GIVEN INSTRUCTION → Go through the data below. List every line that holds the word "limb".

PROVIDED INFORMATION →

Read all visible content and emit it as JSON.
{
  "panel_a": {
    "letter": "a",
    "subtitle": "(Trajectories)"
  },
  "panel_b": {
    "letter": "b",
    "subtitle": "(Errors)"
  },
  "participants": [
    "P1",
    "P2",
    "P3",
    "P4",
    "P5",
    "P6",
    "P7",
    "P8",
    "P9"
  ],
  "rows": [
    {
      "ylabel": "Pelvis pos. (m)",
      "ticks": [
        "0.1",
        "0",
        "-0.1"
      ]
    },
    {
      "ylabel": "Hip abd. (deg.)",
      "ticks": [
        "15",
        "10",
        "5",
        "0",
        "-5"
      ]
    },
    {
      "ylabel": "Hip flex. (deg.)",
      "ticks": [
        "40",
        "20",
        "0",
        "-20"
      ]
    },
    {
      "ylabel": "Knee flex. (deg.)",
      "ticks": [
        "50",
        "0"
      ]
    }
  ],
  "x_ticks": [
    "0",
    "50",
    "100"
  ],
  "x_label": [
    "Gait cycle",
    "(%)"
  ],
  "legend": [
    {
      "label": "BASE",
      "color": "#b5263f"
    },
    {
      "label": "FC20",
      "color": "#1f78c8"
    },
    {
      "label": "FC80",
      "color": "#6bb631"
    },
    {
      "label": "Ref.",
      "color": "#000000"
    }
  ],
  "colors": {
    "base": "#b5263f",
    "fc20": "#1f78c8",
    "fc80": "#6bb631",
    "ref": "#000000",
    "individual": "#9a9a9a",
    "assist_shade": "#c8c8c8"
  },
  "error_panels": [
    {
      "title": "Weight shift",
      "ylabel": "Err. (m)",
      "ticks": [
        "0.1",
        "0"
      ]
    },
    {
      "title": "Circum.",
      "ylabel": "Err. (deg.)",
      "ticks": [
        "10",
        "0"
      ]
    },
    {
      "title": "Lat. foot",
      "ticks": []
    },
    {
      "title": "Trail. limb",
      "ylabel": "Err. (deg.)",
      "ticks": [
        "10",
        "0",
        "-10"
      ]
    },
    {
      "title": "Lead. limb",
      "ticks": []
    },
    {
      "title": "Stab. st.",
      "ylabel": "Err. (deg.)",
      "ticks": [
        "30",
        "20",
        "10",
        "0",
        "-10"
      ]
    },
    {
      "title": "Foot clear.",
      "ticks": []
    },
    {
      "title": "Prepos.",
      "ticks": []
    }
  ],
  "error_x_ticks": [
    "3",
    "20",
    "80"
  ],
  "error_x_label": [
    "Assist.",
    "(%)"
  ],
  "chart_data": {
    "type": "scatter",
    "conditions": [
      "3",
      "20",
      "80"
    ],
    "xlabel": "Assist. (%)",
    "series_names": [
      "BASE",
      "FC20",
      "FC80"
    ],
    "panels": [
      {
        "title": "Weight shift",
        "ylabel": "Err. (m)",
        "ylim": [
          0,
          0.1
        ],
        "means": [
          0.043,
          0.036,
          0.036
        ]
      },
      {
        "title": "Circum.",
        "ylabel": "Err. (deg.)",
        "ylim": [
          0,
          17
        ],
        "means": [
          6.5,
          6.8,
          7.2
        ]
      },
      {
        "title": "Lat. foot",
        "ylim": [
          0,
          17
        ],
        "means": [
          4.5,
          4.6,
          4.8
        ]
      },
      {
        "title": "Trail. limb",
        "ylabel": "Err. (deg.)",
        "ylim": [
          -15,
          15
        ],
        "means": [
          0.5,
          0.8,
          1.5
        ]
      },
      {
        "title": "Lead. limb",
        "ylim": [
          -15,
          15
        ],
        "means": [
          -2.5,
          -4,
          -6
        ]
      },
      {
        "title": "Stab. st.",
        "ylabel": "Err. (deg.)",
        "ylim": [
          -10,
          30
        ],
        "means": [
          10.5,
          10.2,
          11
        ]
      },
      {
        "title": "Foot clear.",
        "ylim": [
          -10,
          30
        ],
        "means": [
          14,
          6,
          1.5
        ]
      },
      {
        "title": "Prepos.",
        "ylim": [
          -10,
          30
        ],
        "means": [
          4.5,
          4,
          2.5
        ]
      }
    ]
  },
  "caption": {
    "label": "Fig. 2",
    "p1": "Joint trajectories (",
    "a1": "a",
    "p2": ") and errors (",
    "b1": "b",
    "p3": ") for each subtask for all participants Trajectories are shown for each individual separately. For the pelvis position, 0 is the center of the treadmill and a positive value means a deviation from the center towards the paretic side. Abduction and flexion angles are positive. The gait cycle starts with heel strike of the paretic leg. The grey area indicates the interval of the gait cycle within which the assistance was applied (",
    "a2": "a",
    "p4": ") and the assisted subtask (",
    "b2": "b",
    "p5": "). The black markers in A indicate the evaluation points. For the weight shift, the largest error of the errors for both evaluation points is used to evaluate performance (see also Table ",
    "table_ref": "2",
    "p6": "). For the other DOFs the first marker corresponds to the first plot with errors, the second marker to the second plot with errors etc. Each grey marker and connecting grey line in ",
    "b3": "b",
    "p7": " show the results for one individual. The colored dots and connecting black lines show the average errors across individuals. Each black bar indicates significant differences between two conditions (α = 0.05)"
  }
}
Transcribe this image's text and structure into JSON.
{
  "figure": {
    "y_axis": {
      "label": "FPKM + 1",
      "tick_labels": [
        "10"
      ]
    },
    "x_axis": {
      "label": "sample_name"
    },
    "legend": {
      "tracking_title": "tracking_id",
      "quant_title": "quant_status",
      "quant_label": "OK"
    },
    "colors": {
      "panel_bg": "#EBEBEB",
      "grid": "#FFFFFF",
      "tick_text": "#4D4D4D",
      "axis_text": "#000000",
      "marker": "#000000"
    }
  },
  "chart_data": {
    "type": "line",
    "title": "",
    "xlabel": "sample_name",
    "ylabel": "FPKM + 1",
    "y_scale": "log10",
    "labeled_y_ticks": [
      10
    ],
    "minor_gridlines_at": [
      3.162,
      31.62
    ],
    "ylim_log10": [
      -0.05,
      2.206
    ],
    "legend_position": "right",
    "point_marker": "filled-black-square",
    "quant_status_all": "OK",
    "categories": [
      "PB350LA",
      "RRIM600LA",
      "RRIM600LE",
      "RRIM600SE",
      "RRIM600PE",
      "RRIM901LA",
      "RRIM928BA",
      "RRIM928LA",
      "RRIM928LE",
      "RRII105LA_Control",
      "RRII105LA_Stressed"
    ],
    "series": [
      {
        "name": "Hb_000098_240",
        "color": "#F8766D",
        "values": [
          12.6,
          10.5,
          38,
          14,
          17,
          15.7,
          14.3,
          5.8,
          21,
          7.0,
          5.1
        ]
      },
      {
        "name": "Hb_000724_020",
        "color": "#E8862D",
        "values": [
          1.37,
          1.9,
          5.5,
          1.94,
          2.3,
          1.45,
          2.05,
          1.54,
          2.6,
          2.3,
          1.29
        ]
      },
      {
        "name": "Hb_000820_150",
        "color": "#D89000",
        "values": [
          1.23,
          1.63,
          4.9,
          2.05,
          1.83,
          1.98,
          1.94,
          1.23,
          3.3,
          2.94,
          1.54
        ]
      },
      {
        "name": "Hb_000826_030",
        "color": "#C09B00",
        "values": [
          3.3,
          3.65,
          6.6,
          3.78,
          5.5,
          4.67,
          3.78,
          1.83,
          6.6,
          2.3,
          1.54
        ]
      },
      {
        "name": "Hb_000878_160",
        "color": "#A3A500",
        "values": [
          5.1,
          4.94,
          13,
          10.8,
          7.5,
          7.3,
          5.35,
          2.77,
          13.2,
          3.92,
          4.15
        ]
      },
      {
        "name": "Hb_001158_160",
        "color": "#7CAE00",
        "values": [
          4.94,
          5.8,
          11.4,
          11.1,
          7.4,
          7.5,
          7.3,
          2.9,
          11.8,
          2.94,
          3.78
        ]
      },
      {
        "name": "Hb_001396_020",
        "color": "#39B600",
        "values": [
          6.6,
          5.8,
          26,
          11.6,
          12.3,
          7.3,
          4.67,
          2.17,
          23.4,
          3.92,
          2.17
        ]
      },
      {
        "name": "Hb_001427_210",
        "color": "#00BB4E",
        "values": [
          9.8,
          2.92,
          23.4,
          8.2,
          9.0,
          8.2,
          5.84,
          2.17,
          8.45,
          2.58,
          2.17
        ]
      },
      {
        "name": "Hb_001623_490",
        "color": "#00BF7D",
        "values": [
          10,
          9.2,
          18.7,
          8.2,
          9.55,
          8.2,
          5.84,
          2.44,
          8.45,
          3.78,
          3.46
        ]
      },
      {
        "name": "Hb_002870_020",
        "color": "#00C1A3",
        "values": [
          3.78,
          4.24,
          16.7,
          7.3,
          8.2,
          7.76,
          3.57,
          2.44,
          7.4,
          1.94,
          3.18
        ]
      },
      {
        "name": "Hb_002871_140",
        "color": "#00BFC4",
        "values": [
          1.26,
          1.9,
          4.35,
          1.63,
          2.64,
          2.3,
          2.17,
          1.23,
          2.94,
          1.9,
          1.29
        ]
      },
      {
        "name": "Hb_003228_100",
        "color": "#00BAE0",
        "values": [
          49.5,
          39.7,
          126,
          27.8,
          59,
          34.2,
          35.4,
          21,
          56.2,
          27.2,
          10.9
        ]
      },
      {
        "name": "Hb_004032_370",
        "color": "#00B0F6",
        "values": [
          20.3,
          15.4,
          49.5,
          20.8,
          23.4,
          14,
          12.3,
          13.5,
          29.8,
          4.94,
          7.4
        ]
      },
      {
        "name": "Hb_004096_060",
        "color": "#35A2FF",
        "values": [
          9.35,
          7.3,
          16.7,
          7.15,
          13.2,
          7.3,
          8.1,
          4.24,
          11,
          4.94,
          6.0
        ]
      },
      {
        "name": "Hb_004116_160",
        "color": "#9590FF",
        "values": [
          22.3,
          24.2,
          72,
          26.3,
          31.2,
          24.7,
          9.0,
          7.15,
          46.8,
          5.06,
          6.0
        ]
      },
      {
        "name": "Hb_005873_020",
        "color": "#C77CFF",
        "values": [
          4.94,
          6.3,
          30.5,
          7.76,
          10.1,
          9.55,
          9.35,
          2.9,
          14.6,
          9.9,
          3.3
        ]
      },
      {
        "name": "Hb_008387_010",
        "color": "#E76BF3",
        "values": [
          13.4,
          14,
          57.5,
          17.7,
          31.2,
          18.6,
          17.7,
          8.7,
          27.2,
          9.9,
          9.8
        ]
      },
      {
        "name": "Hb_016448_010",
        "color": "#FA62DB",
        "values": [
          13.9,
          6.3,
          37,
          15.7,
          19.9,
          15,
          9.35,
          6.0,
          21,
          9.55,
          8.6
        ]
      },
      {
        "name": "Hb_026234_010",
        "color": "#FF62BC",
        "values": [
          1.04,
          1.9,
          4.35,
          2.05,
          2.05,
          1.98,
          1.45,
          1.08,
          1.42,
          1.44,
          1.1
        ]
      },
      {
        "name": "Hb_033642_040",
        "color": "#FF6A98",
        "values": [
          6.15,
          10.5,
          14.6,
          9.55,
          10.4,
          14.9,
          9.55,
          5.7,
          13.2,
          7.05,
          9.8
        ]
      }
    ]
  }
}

RESPONSE TO THE EXERCISE →
      "title": "Trail. limb",
      "title": "Lead. limb",
        "title": "Trail. limb",
        "title": "Lead. limb",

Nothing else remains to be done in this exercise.